-- begin SOURCE DATA --

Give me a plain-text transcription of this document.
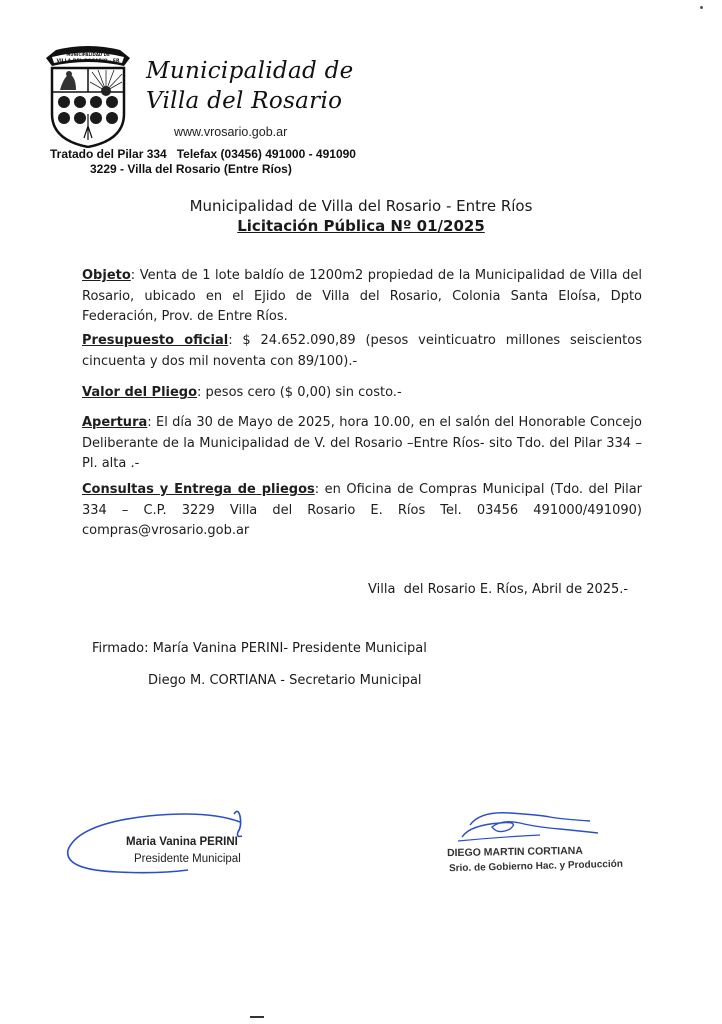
MUNICIPALIDAD DE
VILLA DEL ROSARIO - ER Municipalidad de
Villa del Rosario
www.vrosario.gob.ar
Tratado del Pilar 334   Telefax (03456) 491000 - 491090
3229 - Villa del Rosario (Entre Ríos)
Municipalidad de Villa del Rosario - Entre Ríos
Licitación Pública Nº 01/2025
Objeto: Venta de 1 lote baldío de 1200m2 propiedad de la Municipalidad de Villa del Rosario, ubicado en el Ejido de Villa del Rosario, Colonia Santa Eloísa, Dpto Federación, Prov. de Entre Ríos.
Presupuesto oficial: $ 24.652.090,89 (pesos veinticuatro millones seiscientos cincuenta y dos mil noventa con 89/100).-
Valor del Pliego: pesos cero ($ 0,00) sin costo.-
Apertura: El día 30 de Mayo de 2025, hora 10.00, en el salón del Honorable Concejo Deliberante de la Municipalidad de V. del Rosario –Entre Ríos- sito Tdo. del Pilar 334 – Pl. alta .-
Consultas y Entrega de pliegos: en Oficina de Compras Municipal (Tdo. del Pilar 334 – C.P. 3229 Villa del Rosario E. Ríos Tel. 03456 491000/491090) compras@vrosario.gob.ar
Villa  del Rosario E. Ríos, Abril de 2025.-
Firmado: María Vanina PERINI- Presidente Municipal
Diego M. CORTIANA - Secretario Municipal
Maria Vanina PERINI
Presidente Municipal	DIEGO MARTIN CORTIANA
Srio. de Gobierno Hac. y Producción
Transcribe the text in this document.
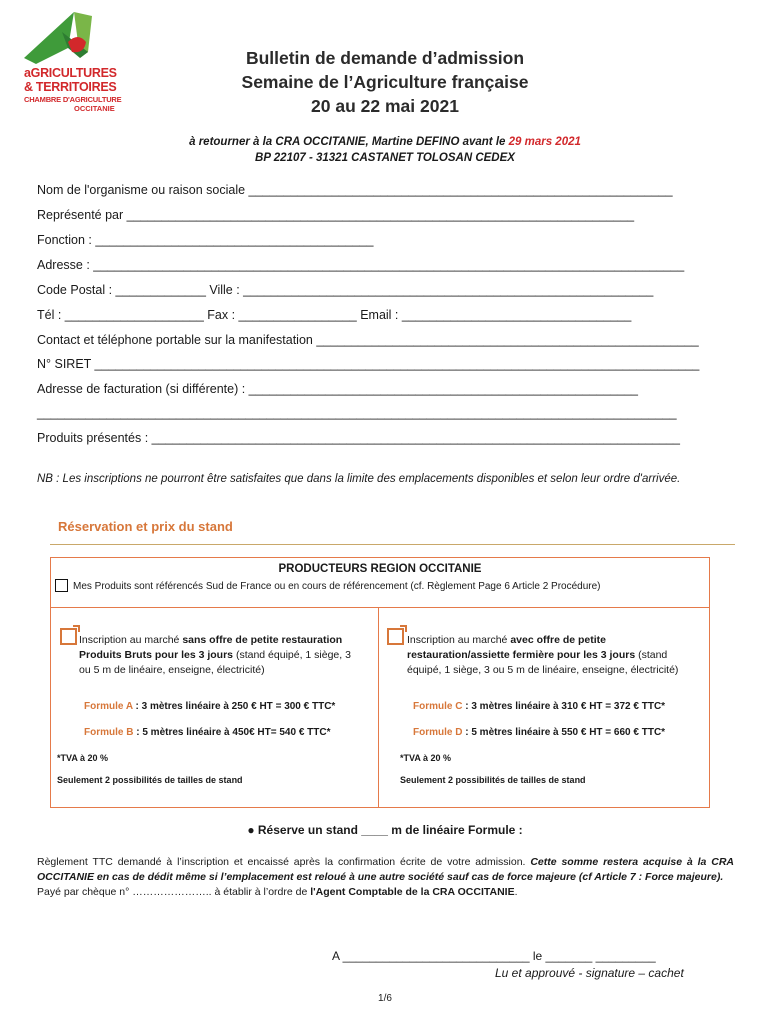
aGRICULTURES
& TERRITOIRES
CHAMBRE D'AGRICULTURE
OCCITANIE
Bulletin de demande d’admission
Semaine de l’Agriculture française
20 au 22 mai 2021
à retourner à la CRA OCCITANIE, Martine DEFINO avant le 29 mars 2021
BP 22107 - 31321 CASTANET TOLOSAN CEDEX
Nom de l'organisme ou raison sociale _____________________________________________________________
Représenté par _________________________________________________________________________
Fonction : ________________________________________
Adresse : _____________________________________________________________________________________
Code Postal : _____________ Ville : ___________________________________________________________
Tél : ____________________ Fax : _________________ Email : _________________________________
Contact et téléphone portable sur la manifestation _______________________________________________________
N° SIRET _______________________________________________________________________________________
Adresse de facturation (si différente) : ________________________________________________________
____________________________________________________________________________________________
Produits présentés : ____________________________________________________________________________
NB : Les inscriptions ne pourront être satisfaites que dans la limite des emplacements disponibles et selon leur ordre d'arrivée.
Réservation et prix du stand
PRODUCTEURS REGION OCCITANIE
Mes Produits sont référencés Sud de France ou en cours de référencement (cf. Règlement Page 6 Article 2 Procédure)
Inscription au marché sans offre de petite restauration Produits Bruts pour les 3 jours (stand équipé, 1 siège, 3 ou 5 m de linéaire, enseigne, électricité)
Formule A : 3 mètres linéaire à 250 € HT = 300 € TTC*
Formule B : 5 mètres linéaire à 450€ HT= 540 € TTC*
*TVA à 20 %
Seulement 2 possibilités de tailles de stand
Inscription au marché avec offre de petite restauration/assiette fermière pour les 3 jours (stand équipé, 1 siège, 3 ou 5 m de linéaire, enseigne, électricité)
Formule C : 3 mètres linéaire à 310 € HT = 372 € TTC*
Formule D : 5 mètres linéaire à 550 € HT = 660 € TTC*
*TVA à 20 %
Seulement 2 possibilités de tailles de stand
● Réserve un stand ____ m de linéaire Formule :
Règlement TTC demandé à l’inscription et encaissé après la confirmation écrite de votre admission. Cette somme restera acquise à la CRA OCCITANIE en cas de dédit même si l’emplacement est reloué à une autre société sauf cas de force majeure (cf Article 7 : Force majeure).
Payé par chèque n° ………………….. à établir à l’ordre de l'Agent Comptable de la CRA OCCITANIE.
A ____________________________ le _______ _________
Lu et approuvé - signature – cachet
1/6
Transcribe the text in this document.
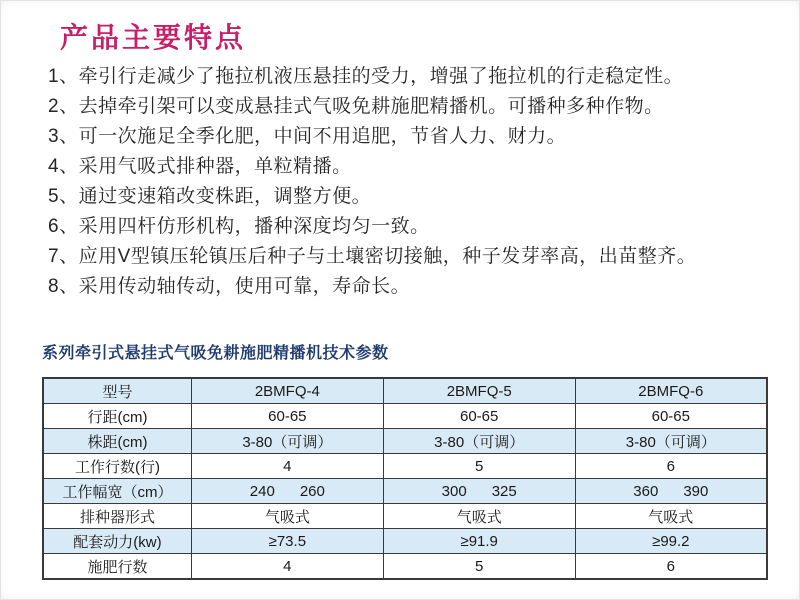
产品主要特点
1、牵引行走减少了拖拉机液压悬挂的受力，增强了拖拉机的行走稳定性。
2、去掉牵引架可以变成悬挂式气吸免耕施肥精播机。可播种多种作物。
3、可一次施足全季化肥，中间不用追肥，节省人力、财力。
4、采用气吸式排种器，单粒精播。
5、通过变速箱改变株距，调整方便。
6、采用四杆仿形机构，播种深度均匀一致。
7、应用V型镇压轮镇压后种子与土壤密切接触，种子发芽率高，出苗整齐。
8、采用传动轴传动，使用可靠，寿命长。
系列牵引式悬挂式气吸免耕施肥精播机技术参数
型号	2BMFQ-4	2BMFQ-5	2BMFQ-6
行距(cm)	60-65	60-65	60-65
株距(cm)	3-80（可调）	3-80（可调）	3-80（可调）
工作行数(行)	4	5	6
工作幅宽（cm）	240      260	300      325	360      390
排种器形式	气吸式	气吸式	气吸式
配套动力(kw)	≥73.5	≥91.9	≥99.2
施肥行数	4	5	6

-- end SOURCE DATA --

### WHAT YOU HAVE TO DO
Leave the images out and output the remaining material exactly as it stands.

### THE COMPLETED TASK
Give me a plain-text transcription of this document.
MUNICIPALIDAD DE
VILLA DEL ROSARIO - ER Municipalidad de
Villa del Rosario
www.vrosario.gob.ar
Tratado del Pilar 334   Telefax (03456) 491000 - 491090
3229 - Villa del Rosario (Entre Ríos)
Municipalidad de Villa del Rosario - Entre Ríos
Licitación Pública Nº 01/2025
Objeto: Venta de 1 lote baldío de 1200m2 propiedad de la Municipalidad de Villa del Rosario, ubicado en el Ejido de Villa del Rosario, Colonia Santa Eloísa, Dpto Federación, Prov. de Entre Ríos.
Presupuesto oficial: $ 24.652.090,89 (pesos veinticuatro millones seiscientos cincuenta y dos mil noventa con 89/100).-
Valor del Pliego: pesos cero ($ 0,00) sin costo.-
Apertura: El día 30 de Mayo de 2025, hora 10.00, en el salón del Honorable Concejo Deliberante de la Municipalidad de V. del Rosario –Entre Ríos- sito Tdo. del Pilar 334 – Pl. alta .-
Consultas y Entrega de pliegos: en Oficina de Compras Municipal (Tdo. del Pilar 334 – C.P. 3229 Villa del Rosario E. Ríos Tel. 03456 491000/491090) compras@vrosario.gob.ar
Villa  del Rosario E. Ríos, Abril de 2025.-
Firmado: María Vanina PERINI- Presidente Municipal
Diego M. CORTIANA - Secretario Municipal
Maria Vanina PERINI
Presidente Municipal	DIEGO MARTIN CORTIANA
Srio. de Gobierno Hac. y Producción
Transcribe the text in this document.
aGRICULTURES
& TERRITOIRES
CHAMBRE D'AGRICULTURE
OCCITANIE
Bulletin de demande d’admission
Semaine de l’Agriculture française
20 au 22 mai 2021
à retourner à la CRA OCCITANIE, Martine DEFINO avant le 29 mars 2021
BP 22107 - 31321 CASTANET TOLOSAN CEDEX
Nom de l'organisme ou raison sociale _____________________________________________________________
Représenté par _________________________________________________________________________
Fonction : ________________________________________
Adresse : _____________________________________________________________________________________
Code Postal : _____________ Ville : ___________________________________________________________
Tél : ____________________ Fax : _________________ Email : _________________________________
Contact et téléphone portable sur la manifestation _______________________________________________________
N° SIRET _______________________________________________________________________________________
Adresse de facturation (si différente) : ________________________________________________________
____________________________________________________________________________________________
Produits présentés : ____________________________________________________________________________
NB : Les inscriptions ne pourront être satisfaites que dans la limite des emplacements disponibles et selon leur ordre d'arrivée.
Réservation et prix du stand
PRODUCTEURS REGION OCCITANIE
Mes Produits sont référencés Sud de France ou en cours de référencement (cf. Règlement Page 6 Article 2 Procédure)
Inscription au marché sans offre de petite restauration Produits Bruts pour les 3 jours (stand équipé, 1 siège, 3 ou 5 m de linéaire, enseigne, électricité)
Formule A : 3 mètres linéaire à 250 € HT = 300 € TTC*
Formule B : 5 mètres linéaire à 450€ HT= 540 € TTC*
*TVA à 20 %
Seulement 2 possibilités de tailles de stand
Inscription au marché avec offre de petite restauration/assiette fermière pour les 3 jours (stand équipé, 1 siège, 3 ou 5 m de linéaire, enseigne, électricité)
Formule C : 3 mètres linéaire à 310 € HT = 372 € TTC*
Formule D : 5 mètres linéaire à 550 € HT = 660 € TTC*
*TVA à 20 %
Seulement 2 possibilités de tailles de stand
● Réserve un stand ____ m de linéaire Formule :
Règlement TTC demandé à l’inscription et encaissé après la confirmation écrite de votre admission. Cette somme restera acquise à la CRA OCCITANIE en cas de dédit même si l’emplacement est reloué à une autre société sauf cas de force majeure (cf Article 7 : Force majeure).
Payé par chèque n° ………………….. à établir à l’ordre de l'Agent Comptable de la CRA OCCITANIE.
A ____________________________ le _______ _________
Lu et approuvé - signature – cachet
1/6
Transcribe the text in this document.
产品主要特点
1、牵引行走减少了拖拉机液压悬挂的受力，增强了拖拉机的行走稳定性。
2、去掉牵引架可以变成悬挂式气吸免耕施肥精播机。可播种多种作物。
3、可一次施足全季化肥，中间不用追肥，节省人力、财力。
4、采用气吸式排种器，单粒精播。
5、通过变速箱改变株距，调整方便。
6、采用四杆仿形机构，播种深度均匀一致。
7、应用V型镇压轮镇压后种子与土壤密切接触，种子发芽率高，出苗整齐。
8、采用传动轴传动，使用可靠，寿命长。
系列牵引式悬挂式气吸免耕施肥精播机技术参数
型号	2BMFQ-4	2BMFQ-5	2BMFQ-6
行距(cm)	60-65	60-65	60-65
株距(cm)	3-80（可调）	3-80（可调）	3-80（可调）
工作行数(行)	4	5	6
工作幅宽（cm）	240      260	300      325	360      390
排种器形式	气吸式	气吸式	气吸式
配套动力(kw)	≥73.5	≥91.9	≥99.2
施肥行数	4	5	6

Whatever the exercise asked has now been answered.